-- BEGIN STORED DATA --
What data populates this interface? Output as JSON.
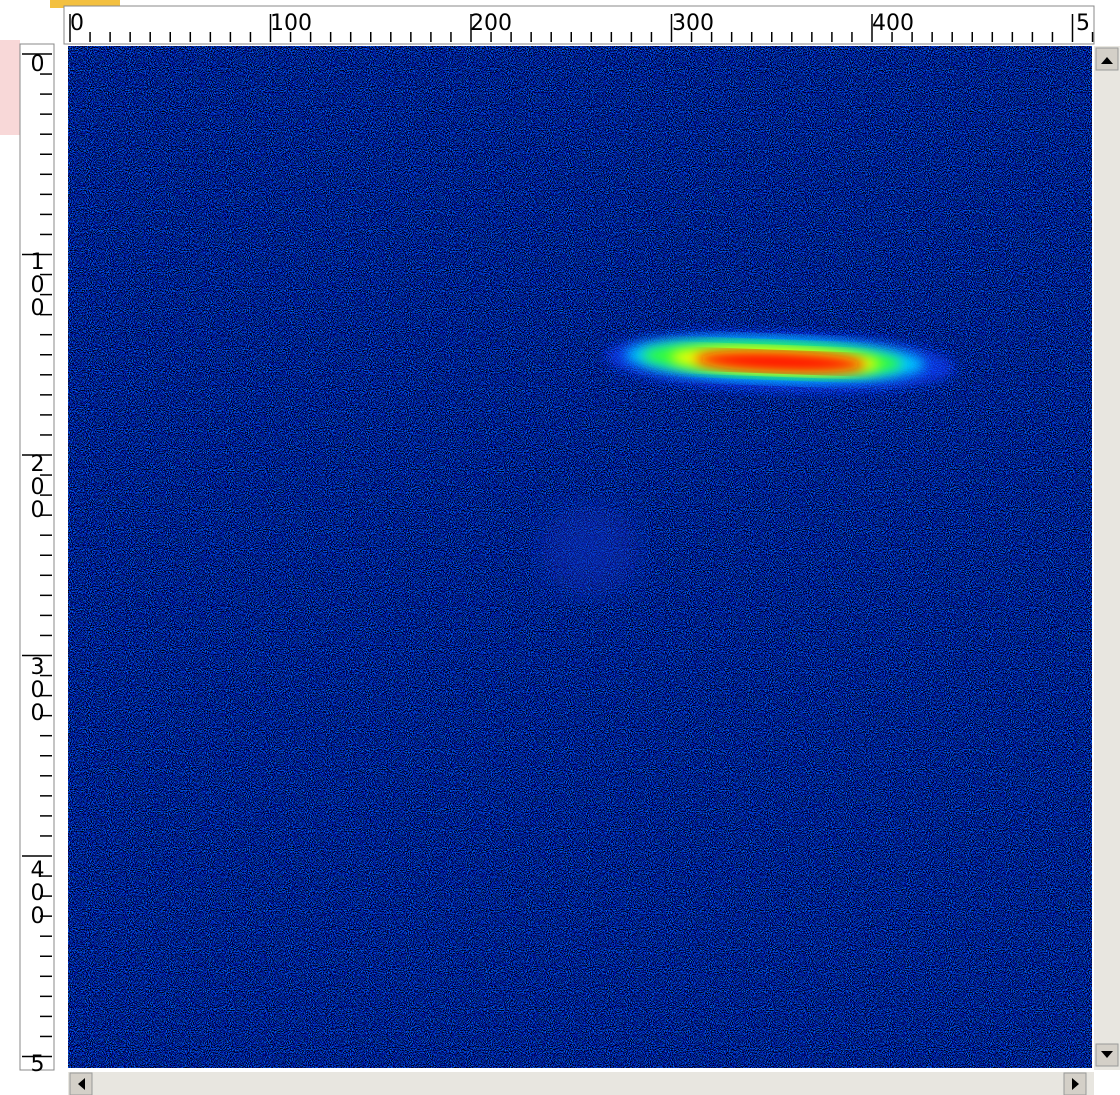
{
  "top_ruler": {
    "labels": [
      "0",
      "100",
      "200",
      "300",
      "400",
      "5"
    ]
  },
  "left_ruler": {
    "labels": [
      "0",
      "100",
      "200",
      "300",
      "400",
      "5"
    ]
  }
}
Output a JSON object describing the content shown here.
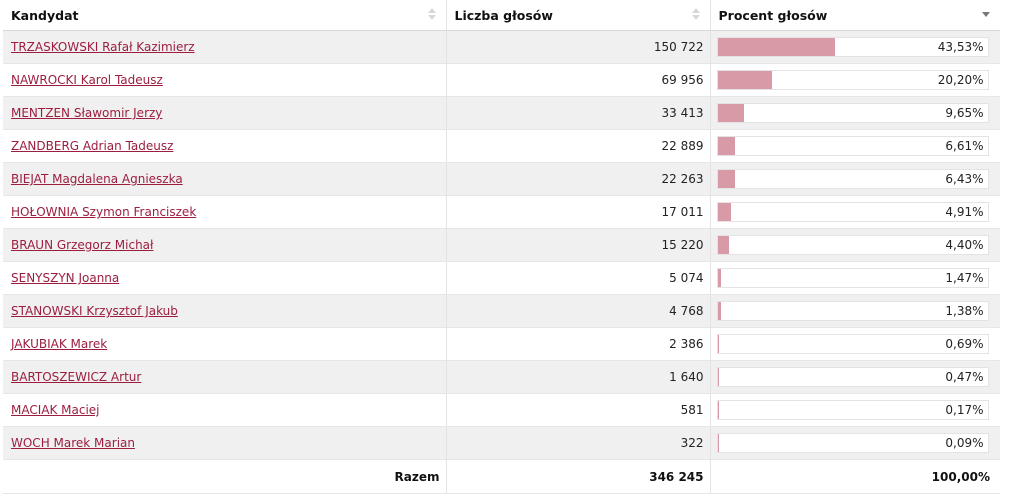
-- END STORED DATA --
Print every entry exactly as written, without the pictures.

**FULL OUTPUT:**
What data populates this interface? Output as JSON.
{
  "top_ruler": {
    "labels": [
      "0",
      "100",
      "200",
      "300",
      "400",
      "5"
    ]
  },
  "left_ruler": {
    "labels": [
      "0",
      "100",
      "200",
      "300",
      "400",
      "5"
    ]
  }
}
Output a JSON object describing the content shown here.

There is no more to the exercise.